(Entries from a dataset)
▽

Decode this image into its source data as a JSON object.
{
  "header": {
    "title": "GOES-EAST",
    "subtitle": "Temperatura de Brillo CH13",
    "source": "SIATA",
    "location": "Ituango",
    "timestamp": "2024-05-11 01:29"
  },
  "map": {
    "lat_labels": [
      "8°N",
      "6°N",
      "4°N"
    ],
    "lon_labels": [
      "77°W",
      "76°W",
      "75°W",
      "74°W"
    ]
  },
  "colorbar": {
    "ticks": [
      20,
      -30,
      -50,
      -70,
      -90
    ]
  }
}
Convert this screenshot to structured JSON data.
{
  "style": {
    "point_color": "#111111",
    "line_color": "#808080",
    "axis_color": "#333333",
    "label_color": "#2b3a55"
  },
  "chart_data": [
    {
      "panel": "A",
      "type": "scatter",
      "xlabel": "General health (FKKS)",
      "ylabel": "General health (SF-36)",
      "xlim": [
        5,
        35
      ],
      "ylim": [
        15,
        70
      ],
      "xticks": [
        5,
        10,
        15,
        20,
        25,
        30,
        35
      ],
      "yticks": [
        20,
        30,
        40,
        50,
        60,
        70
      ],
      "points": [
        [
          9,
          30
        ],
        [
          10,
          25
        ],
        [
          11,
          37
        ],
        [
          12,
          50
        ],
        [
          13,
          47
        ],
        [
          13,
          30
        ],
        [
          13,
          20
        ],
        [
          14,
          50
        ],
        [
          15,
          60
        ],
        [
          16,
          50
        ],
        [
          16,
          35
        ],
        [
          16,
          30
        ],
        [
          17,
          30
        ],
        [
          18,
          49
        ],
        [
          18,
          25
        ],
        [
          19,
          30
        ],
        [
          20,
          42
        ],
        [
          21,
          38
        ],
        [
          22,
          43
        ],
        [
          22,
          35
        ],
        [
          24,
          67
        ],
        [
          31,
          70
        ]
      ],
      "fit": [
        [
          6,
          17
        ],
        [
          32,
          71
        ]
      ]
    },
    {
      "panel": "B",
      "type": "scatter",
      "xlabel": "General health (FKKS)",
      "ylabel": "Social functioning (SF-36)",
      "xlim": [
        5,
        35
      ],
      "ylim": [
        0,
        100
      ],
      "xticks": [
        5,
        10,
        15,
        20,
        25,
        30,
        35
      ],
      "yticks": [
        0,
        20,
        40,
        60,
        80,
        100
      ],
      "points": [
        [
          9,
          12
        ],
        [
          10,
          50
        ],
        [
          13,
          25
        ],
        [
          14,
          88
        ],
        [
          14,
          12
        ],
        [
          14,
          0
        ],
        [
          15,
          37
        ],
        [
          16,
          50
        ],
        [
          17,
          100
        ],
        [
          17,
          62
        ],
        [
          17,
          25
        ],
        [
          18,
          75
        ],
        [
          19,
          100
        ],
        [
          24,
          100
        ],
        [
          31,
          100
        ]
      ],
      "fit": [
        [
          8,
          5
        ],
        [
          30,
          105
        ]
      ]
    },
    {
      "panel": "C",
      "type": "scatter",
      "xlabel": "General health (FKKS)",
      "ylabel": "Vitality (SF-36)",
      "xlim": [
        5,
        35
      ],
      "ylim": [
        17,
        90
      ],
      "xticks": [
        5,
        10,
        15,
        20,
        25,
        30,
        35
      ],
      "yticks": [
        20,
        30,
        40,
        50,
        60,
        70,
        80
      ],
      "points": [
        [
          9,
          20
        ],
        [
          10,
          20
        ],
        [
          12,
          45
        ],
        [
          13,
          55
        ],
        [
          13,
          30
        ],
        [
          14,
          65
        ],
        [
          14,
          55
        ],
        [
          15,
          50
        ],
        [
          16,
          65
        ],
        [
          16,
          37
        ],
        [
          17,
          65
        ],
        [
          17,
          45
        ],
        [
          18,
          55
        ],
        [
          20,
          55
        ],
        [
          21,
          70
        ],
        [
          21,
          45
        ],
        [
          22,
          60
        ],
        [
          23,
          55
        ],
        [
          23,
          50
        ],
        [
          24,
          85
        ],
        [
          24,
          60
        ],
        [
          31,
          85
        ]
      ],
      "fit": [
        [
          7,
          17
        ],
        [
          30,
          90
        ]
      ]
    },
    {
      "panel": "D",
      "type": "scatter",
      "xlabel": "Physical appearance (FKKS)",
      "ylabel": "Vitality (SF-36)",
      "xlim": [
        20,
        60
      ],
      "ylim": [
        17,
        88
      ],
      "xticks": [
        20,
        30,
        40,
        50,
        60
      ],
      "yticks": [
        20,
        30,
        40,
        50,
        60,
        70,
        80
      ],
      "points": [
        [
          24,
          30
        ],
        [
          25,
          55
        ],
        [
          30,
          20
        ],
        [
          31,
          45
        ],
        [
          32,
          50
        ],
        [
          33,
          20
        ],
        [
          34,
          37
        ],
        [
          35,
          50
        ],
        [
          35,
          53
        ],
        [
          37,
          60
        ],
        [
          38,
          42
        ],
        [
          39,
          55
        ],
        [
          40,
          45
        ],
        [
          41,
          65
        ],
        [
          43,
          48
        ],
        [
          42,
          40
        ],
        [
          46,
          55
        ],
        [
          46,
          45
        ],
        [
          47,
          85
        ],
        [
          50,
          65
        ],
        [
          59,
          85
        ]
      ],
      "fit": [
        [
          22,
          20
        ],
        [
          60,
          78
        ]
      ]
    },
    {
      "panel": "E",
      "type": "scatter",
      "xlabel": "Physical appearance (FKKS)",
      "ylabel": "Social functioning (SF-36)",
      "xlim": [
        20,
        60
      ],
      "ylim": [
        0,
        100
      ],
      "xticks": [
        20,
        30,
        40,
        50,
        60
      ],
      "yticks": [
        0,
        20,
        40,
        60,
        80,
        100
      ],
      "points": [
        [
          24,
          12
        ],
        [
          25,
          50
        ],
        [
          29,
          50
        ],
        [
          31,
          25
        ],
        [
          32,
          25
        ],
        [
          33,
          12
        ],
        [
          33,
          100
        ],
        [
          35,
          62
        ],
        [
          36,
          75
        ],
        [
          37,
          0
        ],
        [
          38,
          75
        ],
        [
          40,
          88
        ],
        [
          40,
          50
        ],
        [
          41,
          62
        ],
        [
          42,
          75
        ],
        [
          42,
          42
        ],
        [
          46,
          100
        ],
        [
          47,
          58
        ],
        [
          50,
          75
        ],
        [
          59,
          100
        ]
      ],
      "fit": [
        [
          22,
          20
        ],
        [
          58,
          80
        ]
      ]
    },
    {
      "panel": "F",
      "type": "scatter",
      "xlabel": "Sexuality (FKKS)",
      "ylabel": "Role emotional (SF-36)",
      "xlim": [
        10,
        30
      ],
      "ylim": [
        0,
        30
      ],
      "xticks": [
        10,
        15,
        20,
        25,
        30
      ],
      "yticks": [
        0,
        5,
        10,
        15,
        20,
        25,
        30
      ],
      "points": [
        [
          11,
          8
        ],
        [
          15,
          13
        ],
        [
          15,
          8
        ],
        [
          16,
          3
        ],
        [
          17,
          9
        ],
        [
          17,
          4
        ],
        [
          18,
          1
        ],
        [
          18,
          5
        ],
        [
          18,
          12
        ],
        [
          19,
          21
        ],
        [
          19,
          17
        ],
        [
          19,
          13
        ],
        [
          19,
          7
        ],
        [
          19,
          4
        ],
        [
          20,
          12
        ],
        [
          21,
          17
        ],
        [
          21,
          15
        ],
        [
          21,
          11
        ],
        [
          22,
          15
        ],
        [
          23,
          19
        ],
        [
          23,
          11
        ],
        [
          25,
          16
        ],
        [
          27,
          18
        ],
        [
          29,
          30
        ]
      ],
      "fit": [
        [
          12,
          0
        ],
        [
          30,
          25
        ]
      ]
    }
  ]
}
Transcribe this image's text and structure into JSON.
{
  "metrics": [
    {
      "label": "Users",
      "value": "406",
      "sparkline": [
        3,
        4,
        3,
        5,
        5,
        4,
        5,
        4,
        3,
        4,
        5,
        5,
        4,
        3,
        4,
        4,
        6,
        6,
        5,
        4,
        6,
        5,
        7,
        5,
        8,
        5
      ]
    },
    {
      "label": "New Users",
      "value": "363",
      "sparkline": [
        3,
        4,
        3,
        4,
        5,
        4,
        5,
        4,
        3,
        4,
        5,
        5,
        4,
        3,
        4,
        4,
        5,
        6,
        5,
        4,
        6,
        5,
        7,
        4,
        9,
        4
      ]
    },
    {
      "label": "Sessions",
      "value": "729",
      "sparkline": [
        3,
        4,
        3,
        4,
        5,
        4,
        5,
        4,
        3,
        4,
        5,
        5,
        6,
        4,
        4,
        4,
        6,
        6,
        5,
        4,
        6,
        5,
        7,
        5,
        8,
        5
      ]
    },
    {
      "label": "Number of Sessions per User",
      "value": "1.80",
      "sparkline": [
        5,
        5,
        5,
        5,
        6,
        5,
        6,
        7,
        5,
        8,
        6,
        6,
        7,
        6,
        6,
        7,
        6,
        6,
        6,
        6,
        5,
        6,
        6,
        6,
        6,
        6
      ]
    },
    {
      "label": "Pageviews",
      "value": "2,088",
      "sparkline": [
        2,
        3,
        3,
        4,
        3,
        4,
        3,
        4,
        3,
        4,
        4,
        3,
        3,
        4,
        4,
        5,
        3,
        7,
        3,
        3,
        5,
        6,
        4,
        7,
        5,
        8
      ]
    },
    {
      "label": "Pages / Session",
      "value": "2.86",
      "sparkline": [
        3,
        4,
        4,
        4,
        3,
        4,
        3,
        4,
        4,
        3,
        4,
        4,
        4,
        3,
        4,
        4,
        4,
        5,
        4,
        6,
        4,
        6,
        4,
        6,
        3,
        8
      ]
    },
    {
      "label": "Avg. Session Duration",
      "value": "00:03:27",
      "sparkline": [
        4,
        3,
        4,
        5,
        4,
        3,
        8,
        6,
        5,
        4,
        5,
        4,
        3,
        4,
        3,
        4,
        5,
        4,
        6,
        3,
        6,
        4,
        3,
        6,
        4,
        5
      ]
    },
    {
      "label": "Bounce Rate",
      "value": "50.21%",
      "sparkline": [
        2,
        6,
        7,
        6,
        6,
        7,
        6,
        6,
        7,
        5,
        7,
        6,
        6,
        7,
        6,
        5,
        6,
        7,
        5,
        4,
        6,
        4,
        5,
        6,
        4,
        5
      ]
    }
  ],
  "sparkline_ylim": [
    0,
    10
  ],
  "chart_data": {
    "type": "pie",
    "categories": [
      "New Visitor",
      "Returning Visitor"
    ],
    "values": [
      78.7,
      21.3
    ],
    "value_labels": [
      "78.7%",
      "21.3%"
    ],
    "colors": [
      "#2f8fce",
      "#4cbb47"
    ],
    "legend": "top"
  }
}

△

Tally how many lines of the material contain the word "image". The answer must be the number and nothing else.

[Task output]:
2